Give only the number of lines in these records that contain the word "Transferência".

Dataset items
◆ ◆ ◆ ◆
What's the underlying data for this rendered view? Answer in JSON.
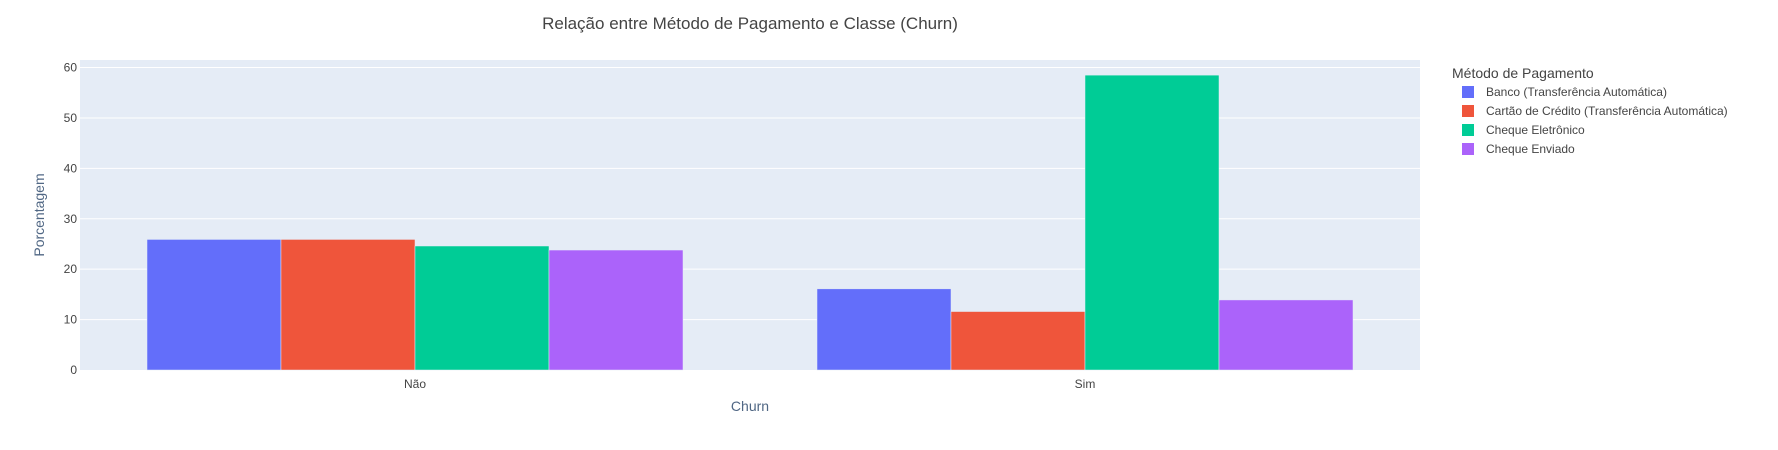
{
  "chart_data": {
    "type": "bar",
    "title": "Relação entre Método de Pagamento e Classe (Churn)",
    "xlabel": "Churn",
    "ylabel": "Porcentagem",
    "categories": [
      "Não",
      "Sim"
    ],
    "ylim": [
      0,
      61.5
    ],
    "yticks": [
      0,
      10,
      20,
      30,
      40,
      50,
      60
    ],
    "grid": true,
    "legend_title": "Método de Pagamento",
    "legend_position": "right",
    "series": [
      {
        "name": "Banco (Transferência Automática)",
        "color": "#636efa",
        "values": [
          25.9,
          16.1
        ]
      },
      {
        "name": "Cartão de Crédito (Transferência Automática)",
        "color": "#ef553b",
        "values": [
          25.9,
          11.6
        ]
      },
      {
        "name": "Cheque Eletrônico",
        "color": "#00cc96",
        "values": [
          24.6,
          58.5
        ]
      },
      {
        "name": "Cheque Enviado",
        "color": "#ab63fa",
        "values": [
          23.8,
          13.9
        ]
      }
    ]
  }
}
◆ ◆ ◆ ◆
◆ Solution below ◆
2